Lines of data
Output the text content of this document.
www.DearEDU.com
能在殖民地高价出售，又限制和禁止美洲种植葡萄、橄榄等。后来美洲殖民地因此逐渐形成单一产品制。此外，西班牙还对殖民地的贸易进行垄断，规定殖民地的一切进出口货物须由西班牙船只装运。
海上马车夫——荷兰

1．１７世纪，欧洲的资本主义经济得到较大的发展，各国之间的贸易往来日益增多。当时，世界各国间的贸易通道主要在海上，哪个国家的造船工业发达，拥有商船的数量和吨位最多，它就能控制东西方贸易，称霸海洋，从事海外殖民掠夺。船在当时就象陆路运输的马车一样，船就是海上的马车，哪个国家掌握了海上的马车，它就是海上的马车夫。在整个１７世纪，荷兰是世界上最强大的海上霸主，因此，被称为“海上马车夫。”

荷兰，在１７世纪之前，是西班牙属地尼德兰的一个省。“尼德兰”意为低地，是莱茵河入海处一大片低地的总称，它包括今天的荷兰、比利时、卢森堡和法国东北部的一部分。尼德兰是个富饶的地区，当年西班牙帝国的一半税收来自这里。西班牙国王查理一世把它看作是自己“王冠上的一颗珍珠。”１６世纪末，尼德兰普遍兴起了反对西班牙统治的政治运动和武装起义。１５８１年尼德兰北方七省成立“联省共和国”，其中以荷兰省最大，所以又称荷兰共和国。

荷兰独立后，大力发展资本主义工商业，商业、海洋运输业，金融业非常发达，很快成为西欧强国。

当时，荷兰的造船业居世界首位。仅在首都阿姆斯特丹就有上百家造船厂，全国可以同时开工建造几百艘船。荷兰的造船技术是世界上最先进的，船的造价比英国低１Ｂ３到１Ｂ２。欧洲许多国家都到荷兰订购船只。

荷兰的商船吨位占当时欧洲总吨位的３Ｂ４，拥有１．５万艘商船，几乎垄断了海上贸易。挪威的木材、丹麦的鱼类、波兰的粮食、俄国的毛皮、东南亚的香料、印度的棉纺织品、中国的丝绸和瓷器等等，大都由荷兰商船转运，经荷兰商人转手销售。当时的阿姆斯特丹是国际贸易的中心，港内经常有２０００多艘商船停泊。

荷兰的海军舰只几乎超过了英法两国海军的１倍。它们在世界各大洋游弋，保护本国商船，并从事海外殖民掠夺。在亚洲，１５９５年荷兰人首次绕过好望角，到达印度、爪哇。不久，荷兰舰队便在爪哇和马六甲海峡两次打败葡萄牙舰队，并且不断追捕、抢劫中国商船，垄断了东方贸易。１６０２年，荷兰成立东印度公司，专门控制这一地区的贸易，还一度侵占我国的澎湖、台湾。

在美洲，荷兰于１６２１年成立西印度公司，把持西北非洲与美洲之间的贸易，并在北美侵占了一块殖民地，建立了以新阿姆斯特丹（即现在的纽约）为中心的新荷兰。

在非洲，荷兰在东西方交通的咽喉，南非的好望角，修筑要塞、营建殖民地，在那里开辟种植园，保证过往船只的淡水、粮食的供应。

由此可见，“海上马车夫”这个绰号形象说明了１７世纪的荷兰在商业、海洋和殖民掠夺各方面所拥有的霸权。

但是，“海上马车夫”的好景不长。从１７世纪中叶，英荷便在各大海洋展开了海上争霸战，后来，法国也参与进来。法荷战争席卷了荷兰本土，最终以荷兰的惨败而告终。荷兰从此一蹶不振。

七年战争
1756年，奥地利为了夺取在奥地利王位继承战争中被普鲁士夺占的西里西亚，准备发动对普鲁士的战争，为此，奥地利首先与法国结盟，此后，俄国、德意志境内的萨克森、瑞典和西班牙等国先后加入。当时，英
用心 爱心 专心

* [GOAL] Looking at the records above, count the lines where the word "海上马车夫" appears. State only the number.

* [RESPONSE TO THIS EXERCISE] 4